Stored items
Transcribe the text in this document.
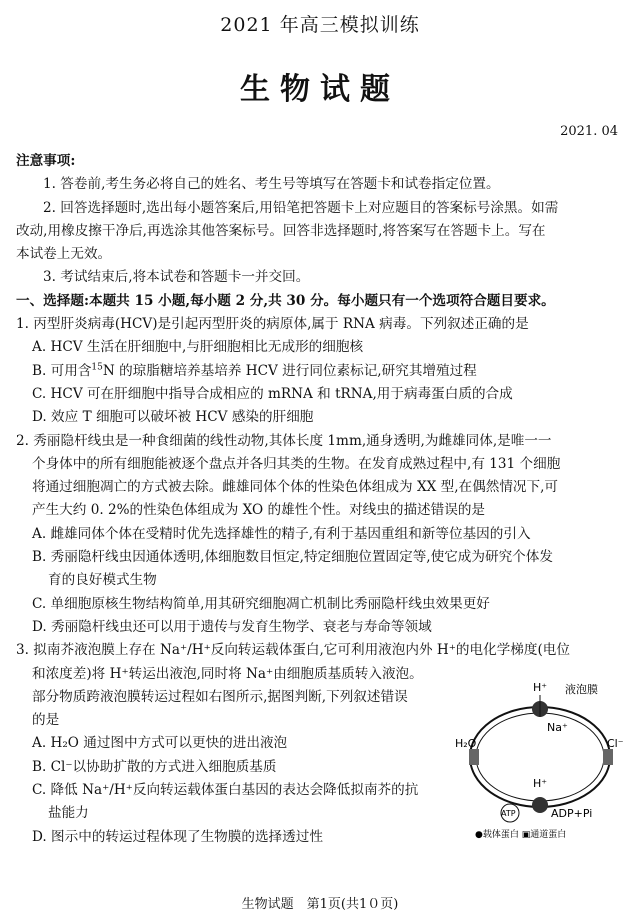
2021 年高三模拟训练
生物试题
2021. 04
注意事项:
1. 答卷前,考生务必将自己的姓名、考生号等填写在答题卡和试卷指定位置。
2. 回答选择题时,选出每小题答案后,用铅笔把答题卡上对应题目的答案标号涂黑。如需
改动,用橡皮擦干净后,再选涂其他答案标号。回答非选择题时,将答案写在答题卡上。写在
本试卷上无效。
3. 考试结束后,将本试卷和答题卡一并交回。
一、选择题:本题共 15 小题,每小题 2 分,共 30 分。每小题只有一个选项符合题目要求。
1. 丙型肝炎病毒(HCV)是引起丙型肝炎的病原体,属于 RNA 病毒。下列叙述正确的是
A. HCV 生活在肝细胞中,与肝细胞相比无成形的细胞核
B. 可用含$^{15}$N 的琼脂糖培养基培养 HCV 进行同位素标记,研究其增殖过程
C. HCV 可在肝细胞中指导合成相应的 mRNA 和 tRNA,用于病毒蛋白质的合成
D. 效应 T 细胞可以破坏被 HCV 感染的肝细胞
2. 秀丽隐杆线虫是一种食细菌的线性动物,其体长度 1mm,通身透明,为雌雄同体,是唯一一
个身体中的所有细胞能被逐个盘点并各归其类的生物。在发育成熟过程中,有 131 个细胞
将通过细胞凋亡的方式被去除。雌雄同体个体的性染色体组成为 XX 型,在偶然情况下,可
产生大约 0. 2%的性染色体组成为 XO 的雄性个性。对线虫的描述错误的是
A. 雌雄同体个体在受精时优先选择雄性的精子,有利于基因重组和新等位基因的引入
B. 秀丽隐杆线虫因通体透明,体细胞数目恒定,特定细胞位置固定等,使它成为研究个体发
育的良好模式生物
C. 单细胞原核生物结构简单,用其研究细胞凋亡机制比秀丽隐杆线虫效果更好
D. 秀丽隐杆线虫还可以用于遗传与发育生物学、衰老与寿命等领域
3. 拟南芥液泡膜上存在 Na⁺/H⁺反向转运载体蛋白,它可利用液泡内外 H⁺的电化学梯度(电位
和浓度差)将 H⁺转运出液泡,同时将 Na⁺由细胞质基质转入液泡。
部分物质跨液泡膜转运过程如右图所示,据图判断,下列叙述错误
的是
A. H₂O 通过图中方式可以更快的进出液泡
B. Cl⁻以协助扩散的方式进入细胞质基质
C. 降低 Na⁺/H⁺反向转运载体蛋白基因的表达会降低拟南芥的抗
盐能力
D. 图示中的转运过程体现了生物膜的选择透过性
液泡膜
H⁺
Na⁺
H₂O	Cl⁻
H⁺
ATP	ADP+Pi
●载体蛋白 ▣通道蛋白
生物试题　第1页(共1０页)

■ **WHAT TO PRODUCE**
Each line of the data should be printed again exactly. Please leave pictures out.

■ **ANSWER TO THIS EXERCISE**
Transcribe the text in this document.
2021 年高三模拟训练
生物试题
2021. 04
注意事项:
1. 答卷前,考生务必将自己的姓名、考生号等填写在答题卡和试卷指定位置。
2. 回答选择题时,选出每小题答案后,用铅笔把答题卡上对应题目的答案标号涂黑。如需
改动,用橡皮擦干净后,再选涂其他答案标号。回答非选择题时,将答案写在答题卡上。写在
本试卷上无效。
3. 考试结束后,将本试卷和答题卡一并交回。
一、选择题:本题共 15 小题,每小题 2 分,共 30 分。每小题只有一个选项符合题目要求。
1. 丙型肝炎病毒(HCV)是引起丙型肝炎的病原体,属于 RNA 病毒。下列叙述正确的是
A. HCV 生活在肝细胞中,与肝细胞相比无成形的细胞核
B. 可用含$^{15}$N 的琼脂糖培养基培养 HCV 进行同位素标记,研究其增殖过程
C. HCV 可在肝细胞中指导合成相应的 mRNA 和 tRNA,用于病毒蛋白质的合成
D. 效应 T 细胞可以破坏被 HCV 感染的肝细胞
2. 秀丽隐杆线虫是一种食细菌的线性动物,其体长度 1mm,通身透明,为雌雄同体,是唯一一
个身体中的所有细胞能被逐个盘点并各归其类的生物。在发育成熟过程中,有 131 个细胞
将通过细胞凋亡的方式被去除。雌雄同体个体的性染色体组成为 XX 型,在偶然情况下,可
产生大约 0. 2%的性染色体组成为 XO 的雄性个性。对线虫的描述错误的是
A. 雌雄同体个体在受精时优先选择雄性的精子,有利于基因重组和新等位基因的引入
B. 秀丽隐杆线虫因通体透明,体细胞数目恒定,特定细胞位置固定等,使它成为研究个体发
育的良好模式生物
C. 单细胞原核生物结构简单,用其研究细胞凋亡机制比秀丽隐杆线虫效果更好
D. 秀丽隐杆线虫还可以用于遗传与发育生物学、衰老与寿命等领域
3. 拟南芥液泡膜上存在 Na⁺/H⁺反向转运载体蛋白,它可利用液泡内外 H⁺的电化学梯度(电位
和浓度差)将 H⁺转运出液泡,同时将 Na⁺由细胞质基质转入液泡。
部分物质跨液泡膜转运过程如右图所示,据图判断,下列叙述错误
的是
A. H₂O 通过图中方式可以更快的进出液泡
B. Cl⁻以协助扩散的方式进入细胞质基质
C. 降低 Na⁺/H⁺反向转运载体蛋白基因的表达会降低拟南芥的抗
盐能力
D. 图示中的转运过程体现了生物膜的选择透过性
液泡膜
H⁺
Na⁺
H₂O	Cl⁻
H⁺
ATP	ADP+Pi
●载体蛋白 ▣通道蛋白
生物试题　第1页(共1０页)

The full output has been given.